• **Excerpted data**
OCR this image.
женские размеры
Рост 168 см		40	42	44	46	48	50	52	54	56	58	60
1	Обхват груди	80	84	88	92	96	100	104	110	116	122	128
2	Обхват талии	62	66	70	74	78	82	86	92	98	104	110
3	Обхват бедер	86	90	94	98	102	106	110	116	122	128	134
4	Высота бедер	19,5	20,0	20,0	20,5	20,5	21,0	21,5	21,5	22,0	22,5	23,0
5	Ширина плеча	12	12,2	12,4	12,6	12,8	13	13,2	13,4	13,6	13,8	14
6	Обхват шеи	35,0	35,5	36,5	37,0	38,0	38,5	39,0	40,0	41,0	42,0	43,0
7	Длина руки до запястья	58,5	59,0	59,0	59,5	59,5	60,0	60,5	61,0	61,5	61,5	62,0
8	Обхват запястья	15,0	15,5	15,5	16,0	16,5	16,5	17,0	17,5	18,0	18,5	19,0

• **Requirements**
Reproduce the material exactly, with every line intact.

• **The result**
OCR this image.
женские размеры
Рост 168 см		40	42	44	46	48	50	52	54	56	58	60
1	Обхват груди	80	84	88	92	96	100	104	110	116	122	128
2	Обхват талии	62	66	70	74	78	82	86	92	98	104	110
3	Обхват бедер	86	90	94	98	102	106	110	116	122	128	134
4	Высота бедер	19,5	20,0	20,0	20,5	20,5	21,0	21,5	21,5	22,0	22,5	23,0
5	Ширина плеча	12	12,2	12,4	12,6	12,8	13	13,2	13,4	13,6	13,8	14
6	Обхват шеи	35,0	35,5	36,5	37,0	38,0	38,5	39,0	40,0	41,0	42,0	43,0
7	Длина руки до запястья	58,5	59,0	59,0	59,5	59,5	60,0	60,5	61,0	61,5	61,5	62,0
8	Обхват запястья	15,0	15,5	15,5	16,0	16,5	16,5	17,0	17,5	18,0	18,5	19,0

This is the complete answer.